Objective:
Every line below must be reproduced exactly. Copy them all.
== Rows ==
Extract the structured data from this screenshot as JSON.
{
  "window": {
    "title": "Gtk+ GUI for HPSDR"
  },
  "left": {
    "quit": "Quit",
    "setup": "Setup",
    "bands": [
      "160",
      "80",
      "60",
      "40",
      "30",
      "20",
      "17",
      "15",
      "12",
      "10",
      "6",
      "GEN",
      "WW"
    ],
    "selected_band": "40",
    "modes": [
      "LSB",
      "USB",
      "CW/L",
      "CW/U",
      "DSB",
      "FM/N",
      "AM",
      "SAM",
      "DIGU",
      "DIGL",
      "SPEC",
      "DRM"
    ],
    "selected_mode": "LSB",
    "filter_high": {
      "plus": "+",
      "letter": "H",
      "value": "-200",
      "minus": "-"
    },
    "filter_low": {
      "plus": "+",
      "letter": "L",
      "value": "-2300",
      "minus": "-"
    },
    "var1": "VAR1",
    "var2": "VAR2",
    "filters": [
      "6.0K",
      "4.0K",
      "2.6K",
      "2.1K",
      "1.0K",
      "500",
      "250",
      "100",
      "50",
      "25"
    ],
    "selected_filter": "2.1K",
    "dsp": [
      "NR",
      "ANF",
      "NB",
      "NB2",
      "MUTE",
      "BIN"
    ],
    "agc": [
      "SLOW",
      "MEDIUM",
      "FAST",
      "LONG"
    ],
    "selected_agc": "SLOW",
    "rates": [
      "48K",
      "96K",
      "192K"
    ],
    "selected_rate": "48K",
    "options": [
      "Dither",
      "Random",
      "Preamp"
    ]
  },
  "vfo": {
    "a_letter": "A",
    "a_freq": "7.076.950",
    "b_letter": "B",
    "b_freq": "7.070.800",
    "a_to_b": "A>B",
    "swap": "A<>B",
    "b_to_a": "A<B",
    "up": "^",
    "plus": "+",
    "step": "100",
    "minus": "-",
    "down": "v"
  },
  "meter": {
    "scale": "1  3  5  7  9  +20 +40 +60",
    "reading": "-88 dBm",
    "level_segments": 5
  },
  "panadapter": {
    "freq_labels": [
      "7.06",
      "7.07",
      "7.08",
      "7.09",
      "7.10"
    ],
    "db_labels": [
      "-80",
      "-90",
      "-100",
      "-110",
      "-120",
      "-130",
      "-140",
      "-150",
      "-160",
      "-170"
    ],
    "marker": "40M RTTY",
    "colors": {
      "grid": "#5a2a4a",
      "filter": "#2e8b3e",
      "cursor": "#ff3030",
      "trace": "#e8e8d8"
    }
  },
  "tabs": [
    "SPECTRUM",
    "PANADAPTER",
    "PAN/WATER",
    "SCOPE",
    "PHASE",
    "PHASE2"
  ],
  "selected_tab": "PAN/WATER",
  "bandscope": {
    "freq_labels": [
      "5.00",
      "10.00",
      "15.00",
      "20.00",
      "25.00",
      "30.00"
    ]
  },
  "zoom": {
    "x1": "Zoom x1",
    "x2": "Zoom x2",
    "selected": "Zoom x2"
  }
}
===
Worked answer:
Extract the structured data from this screenshot as JSON.
{
  "window": {
    "title": "Gtk+ GUI for HPSDR"
  },
  "left": {
    "quit": "Quit",
    "setup": "Setup",
    "bands": [
      "160",
      "80",
      "60",
      "40",
      "30",
      "20",
      "17",
      "15",
      "12",
      "10",
      "6",
      "GEN",
      "WW"
    ],
    "selected_band": "40",
    "modes": [
      "LSB",
      "USB",
      "CW/L",
      "CW/U",
      "DSB",
      "FM/N",
      "AM",
      "SAM",
      "DIGU",
      "DIGL",
      "SPEC",
      "DRM"
    ],
    "selected_mode": "LSB",
    "filter_high": {
      "plus": "+",
      "letter": "H",
      "value": "-200",
      "minus": "-"
    },
    "filter_low": {
      "plus": "+",
      "letter": "L",
      "value": "-2300",
      "minus": "-"
    },
    "var1": "VAR1",
    "var2": "VAR2",
    "filters": [
      "6.0K",
      "4.0K",
      "2.6K",
      "2.1K",
      "1.0K",
      "500",
      "250",
      "100",
      "50",
      "25"
    ],
    "selected_filter": "2.1K",
    "dsp": [
      "NR",
      "ANF",
      "NB",
      "NB2",
      "MUTE",
      "BIN"
    ],
    "agc": [
      "SLOW",
      "MEDIUM",
      "FAST",
      "LONG"
    ],
    "selected_agc": "SLOW",
    "rates": [
      "48K",
      "96K",
      "192K"
    ],
    "selected_rate": "48K",
    "options": [
      "Dither",
      "Random",
      "Preamp"
    ]
  },
  "vfo": {
    "a_letter": "A",
    "a_freq": "7.076.950",
    "b_letter": "B",
    "b_freq": "7.070.800",
    "a_to_b": "A>B",
    "swap": "A<>B",
    "b_to_a": "A<B",
    "up": "^",
    "plus": "+",
    "step": "100",
    "minus": "-",
    "down": "v"
  },
  "meter": {
    "scale": "1  3  5  7  9  +20 +40 +60",
    "reading": "-88 dBm",
    "level_segments": 5
  },
  "panadapter": {
    "freq_labels": [
      "7.06",
      "7.07",
      "7.08",
      "7.09",
      "7.10"
    ],
    "db_labels": [
      "-80",
      "-90",
      "-100",
      "-110",
      "-120",
      "-130",
      "-140",
      "-150",
      "-160",
      "-170"
    ],
    "marker": "40M RTTY",
    "colors": {
      "grid": "#5a2a4a",
      "filter": "#2e8b3e",
      "cursor": "#ff3030",
      "trace": "#e8e8d8"
    }
  },
  "tabs": [
    "SPECTRUM",
    "PANADAPTER",
    "PAN/WATER",
    "SCOPE",
    "PHASE",
    "PHASE2"
  ],
  "selected_tab": "PAN/WATER",
  "bandscope": {
    "freq_labels": [
      "5.00",
      "10.00",
      "15.00",
      "20.00",
      "25.00",
      "30.00"
    ]
  },
  "zoom": {
    "x1": "Zoom x1",
    "x2": "Zoom x2",
    "selected": "Zoom x2"
  }
}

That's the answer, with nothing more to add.